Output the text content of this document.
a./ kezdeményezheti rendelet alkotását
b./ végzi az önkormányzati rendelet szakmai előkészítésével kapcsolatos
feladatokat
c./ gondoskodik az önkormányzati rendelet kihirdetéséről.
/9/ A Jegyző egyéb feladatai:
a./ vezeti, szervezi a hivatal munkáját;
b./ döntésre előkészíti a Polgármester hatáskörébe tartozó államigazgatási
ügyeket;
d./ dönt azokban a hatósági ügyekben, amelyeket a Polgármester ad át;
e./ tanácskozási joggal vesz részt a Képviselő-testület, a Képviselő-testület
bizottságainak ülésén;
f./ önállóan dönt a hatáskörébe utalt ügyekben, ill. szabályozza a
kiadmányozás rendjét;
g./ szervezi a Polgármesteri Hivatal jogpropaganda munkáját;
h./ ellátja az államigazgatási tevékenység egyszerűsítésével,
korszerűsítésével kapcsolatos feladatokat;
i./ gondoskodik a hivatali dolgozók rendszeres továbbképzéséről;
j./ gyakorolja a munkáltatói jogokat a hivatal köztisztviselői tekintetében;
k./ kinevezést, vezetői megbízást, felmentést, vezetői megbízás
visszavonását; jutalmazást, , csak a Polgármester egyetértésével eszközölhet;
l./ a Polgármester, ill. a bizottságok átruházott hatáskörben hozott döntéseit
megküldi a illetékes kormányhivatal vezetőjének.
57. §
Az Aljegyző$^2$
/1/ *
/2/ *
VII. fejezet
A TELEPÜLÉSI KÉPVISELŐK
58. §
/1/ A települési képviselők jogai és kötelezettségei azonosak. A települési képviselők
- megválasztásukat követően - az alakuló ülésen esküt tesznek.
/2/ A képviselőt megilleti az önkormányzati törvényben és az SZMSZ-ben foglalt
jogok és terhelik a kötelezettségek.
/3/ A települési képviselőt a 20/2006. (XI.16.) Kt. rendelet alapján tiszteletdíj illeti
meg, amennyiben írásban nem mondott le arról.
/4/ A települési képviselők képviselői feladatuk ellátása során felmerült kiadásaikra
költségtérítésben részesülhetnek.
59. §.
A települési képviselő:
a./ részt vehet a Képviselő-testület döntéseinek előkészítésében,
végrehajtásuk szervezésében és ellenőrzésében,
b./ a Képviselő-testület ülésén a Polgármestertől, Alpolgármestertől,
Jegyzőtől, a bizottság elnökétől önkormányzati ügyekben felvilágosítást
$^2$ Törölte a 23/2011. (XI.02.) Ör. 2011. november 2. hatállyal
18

★ ★ ★ ★ ★

- **SET TASK**
Lines from the records above that hold "részt" are the ones to list.

- **EXERCISE RESPONSE**
e./ tanácskozási joggal vesz részt a Képviselő-testület, a Képviselő-testület
a./ részt vehet a Képviselő-testület döntéseinek előkészítésében,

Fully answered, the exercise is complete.